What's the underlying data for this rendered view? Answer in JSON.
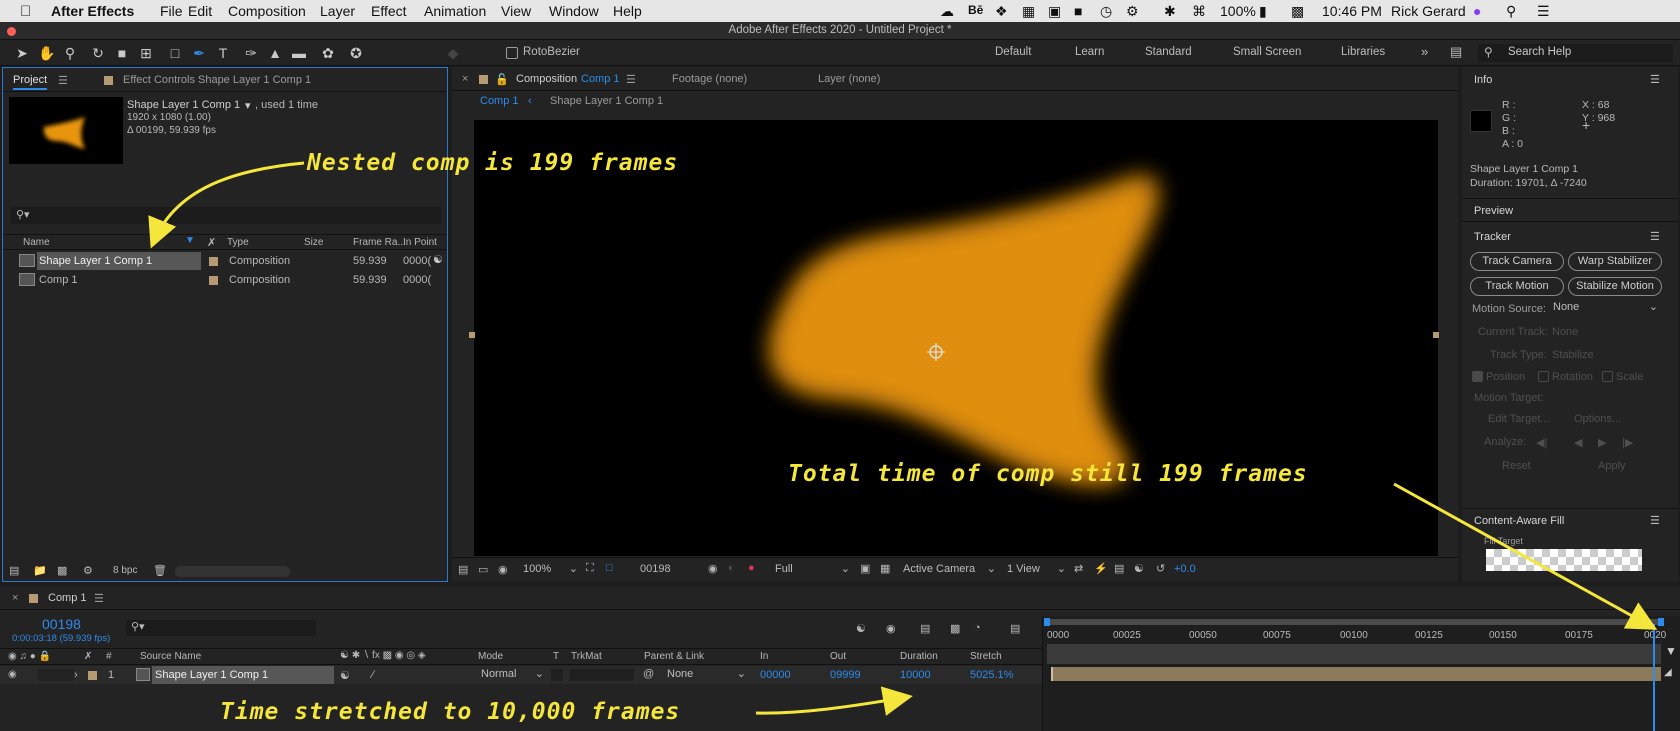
{
  "menubar": {
    "app": "After Effects",
    "items": [
      "File",
      "Edit",
      "Composition",
      "Layer",
      "Effect",
      "Animation",
      "View",
      "Window",
      "Help"
    ],
    "battery": "100%",
    "clock": "10:46 PM",
    "user": "Rick Gerard"
  },
  "window": {
    "title": "Adobe After Effects 2020 - Untitled Project *"
  },
  "toolbar": {
    "rotobezier": "RotoBezier",
    "workspaces": [
      "Default",
      "Learn",
      "Standard",
      "Small Screen",
      "Libraries"
    ],
    "search_placeholder": "Search Help"
  },
  "project": {
    "tab": "Project",
    "effect_tab": "Effect Controls Shape Layer 1 Comp 1",
    "selected_name": "Shape Layer 1 Comp 1",
    "used": ", used 1 time",
    "dims": "1920 x 1080 (1.00)",
    "duration": "Δ 00199, 59.939 fps",
    "columns": {
      "name": "Name",
      "type": "Type",
      "size": "Size",
      "framerate": "Frame Ra...",
      "inpoint": "In Point"
    },
    "rows": [
      {
        "name": "Shape Layer 1 Comp 1",
        "type": "Composition",
        "fps": "59.939",
        "in": "0000("
      },
      {
        "name": "Comp 1",
        "type": "Composition",
        "fps": "59.939",
        "in": "0000("
      }
    ],
    "bpc": "8 bpc"
  },
  "composition": {
    "tab_prefix": "Composition",
    "tab_name": "Comp 1",
    "footage": "Footage (none)",
    "layer": "Layer (none)",
    "breadcrumb_active": "Comp 1",
    "breadcrumb_next": "Shape Layer 1 Comp 1",
    "zoom": "100%",
    "frame": "00198",
    "resolution": "Full",
    "camera": "Active Camera",
    "views": "1 View",
    "exposure": "+0.0"
  },
  "info": {
    "title": "Info",
    "r": "R :",
    "g": "G :",
    "b": "B :",
    "a": "A :  0",
    "x": "X : 68",
    "y": "Y :  968",
    "layer_name": "Shape Layer 1 Comp 1",
    "layer_duration": "Duration: 19701, Δ -7240"
  },
  "preview": {
    "title": "Preview"
  },
  "tracker": {
    "title": "Tracker",
    "buttons": [
      "Track Camera",
      "Warp Stabilizer",
      "Track Motion",
      "Stabilize Motion"
    ],
    "motion_source_label": "Motion Source:",
    "motion_source": "None",
    "current_track_label": "Current Track:",
    "current_track": "None",
    "track_type_label": "Track Type:",
    "track_type": "Stabilize",
    "position": "Position",
    "rotation": "Rotation",
    "scale": "Scale",
    "motion_target": "Motion Target:",
    "edit_target": "Edit Target...",
    "options": "Options...",
    "analyze": "Analyze:",
    "reset": "Reset",
    "apply": "Apply"
  },
  "caf": {
    "title": "Content-Aware Fill",
    "fill_target": "Fill Target"
  },
  "timeline": {
    "tab": "Comp 1",
    "timecode": "00198",
    "timecode_sub": "0:00:03:18 (59.939 fps)",
    "columns": {
      "source": "Source Name",
      "mode": "Mode",
      "t": "T",
      "trkmat": "TrkMat",
      "parent": "Parent & Link",
      "in": "In",
      "out": "Out",
      "duration": "Duration",
      "stretch": "Stretch",
      "num": "#"
    },
    "layer": {
      "num": "1",
      "name": "Shape Layer 1 Comp 1",
      "mode": "Normal",
      "parent": "None",
      "in": "00000",
      "out": "09999",
      "duration": "10000",
      "stretch": "5025.1%"
    },
    "ruler": [
      "0000",
      "00025",
      "00050",
      "00075",
      "00100",
      "00125",
      "00150",
      "00175",
      "0020"
    ]
  },
  "annotations": {
    "nested": "Nested comp is 199 frames",
    "total": "Total time of comp still 199 frames",
    "stretched": "Time stretched to 10,000 frames"
  },
  "colors": {
    "accent": "#2d8ceb",
    "annotation": "#f5e63b",
    "shape": "#e8940c"
  }
}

********

Aim:
Gather from the entries above all lines that include the string "frames".

Written answer:
    "nested": "Nested comp is 199 frames",
    "total": "Total time of comp still 199 frames",
    "stretched": "Time stretched to 10,000 frames"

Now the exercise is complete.